Your task is to print all of the data word for word.
===== ENTRIES SHOWN
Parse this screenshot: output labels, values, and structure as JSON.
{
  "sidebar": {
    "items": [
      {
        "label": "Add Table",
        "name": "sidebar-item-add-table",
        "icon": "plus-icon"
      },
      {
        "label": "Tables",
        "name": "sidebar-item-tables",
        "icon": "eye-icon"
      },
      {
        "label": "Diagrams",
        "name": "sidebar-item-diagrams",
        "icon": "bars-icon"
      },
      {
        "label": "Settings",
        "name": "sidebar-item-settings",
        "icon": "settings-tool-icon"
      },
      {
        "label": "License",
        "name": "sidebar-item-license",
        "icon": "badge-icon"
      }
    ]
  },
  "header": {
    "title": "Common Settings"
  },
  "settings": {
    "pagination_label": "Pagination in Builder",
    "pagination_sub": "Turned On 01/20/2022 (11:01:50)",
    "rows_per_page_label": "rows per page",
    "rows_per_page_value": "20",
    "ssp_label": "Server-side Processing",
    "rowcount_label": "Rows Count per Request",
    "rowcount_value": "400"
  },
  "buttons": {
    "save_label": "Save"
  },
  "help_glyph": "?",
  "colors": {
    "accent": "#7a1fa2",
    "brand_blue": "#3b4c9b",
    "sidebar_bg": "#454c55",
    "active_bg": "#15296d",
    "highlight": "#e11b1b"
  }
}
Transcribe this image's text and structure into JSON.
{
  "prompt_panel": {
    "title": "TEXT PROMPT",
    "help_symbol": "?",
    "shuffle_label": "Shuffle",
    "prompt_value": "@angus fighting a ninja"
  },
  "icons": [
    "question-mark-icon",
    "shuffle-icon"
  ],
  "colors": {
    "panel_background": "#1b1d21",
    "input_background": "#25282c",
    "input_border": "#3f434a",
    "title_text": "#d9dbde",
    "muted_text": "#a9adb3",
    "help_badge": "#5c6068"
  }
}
==========
- [RESPONSE]
Parse this screenshot: output labels, values, and structure as JSON.
{
  "sidebar": {
    "items": [
      {
        "label": "Add Table",
        "name": "sidebar-item-add-table",
        "icon": "plus-icon"
      },
      {
        "label": "Tables",
        "name": "sidebar-item-tables",
        "icon": "eye-icon"
      },
      {
        "label": "Diagrams",
        "name": "sidebar-item-diagrams",
        "icon": "bars-icon"
      },
      {
        "label": "Settings",
        "name": "sidebar-item-settings",
        "icon": "settings-tool-icon"
      },
      {
        "label": "License",
        "name": "sidebar-item-license",
        "icon": "badge-icon"
      }
    ]
  },
  "header": {
    "title": "Common Settings"
  },
  "settings": {
    "pagination_label": "Pagination in Builder",
    "pagination_sub": "Turned On 01/20/2022 (11:01:50)",
    "rows_per_page_label": "rows per page",
    "rows_per_page_value": "20",
    "ssp_label": "Server-side Processing",
    "rowcount_label": "Rows Count per Request",
    "rowcount_value": "400"
  },
  "buttons": {
    "save_label": "Save"
  },
  "help_glyph": "?",
  "colors": {
    "accent": "#7a1fa2",
    "brand_blue": "#3b4c9b",
    "sidebar_bg": "#454c55",
    "active_bg": "#15296d",
    "highlight": "#e11b1b"
  }
}
Transcribe this image's text and structure into JSON.
{
  "prompt_panel": {
    "title": "TEXT PROMPT",
    "help_symbol": "?",
    "shuffle_label": "Shuffle",
    "prompt_value": "@angus fighting a ninja"
  },
  "icons": [
    "question-mark-icon",
    "shuffle-icon"
  ],
  "colors": {
    "panel_background": "#1b1d21",
    "input_background": "#25282c",
    "input_border": "#3f434a",
    "title_text": "#d9dbde",
    "muted_text": "#a9adb3",
    "help_badge": "#5c6068"
  }
}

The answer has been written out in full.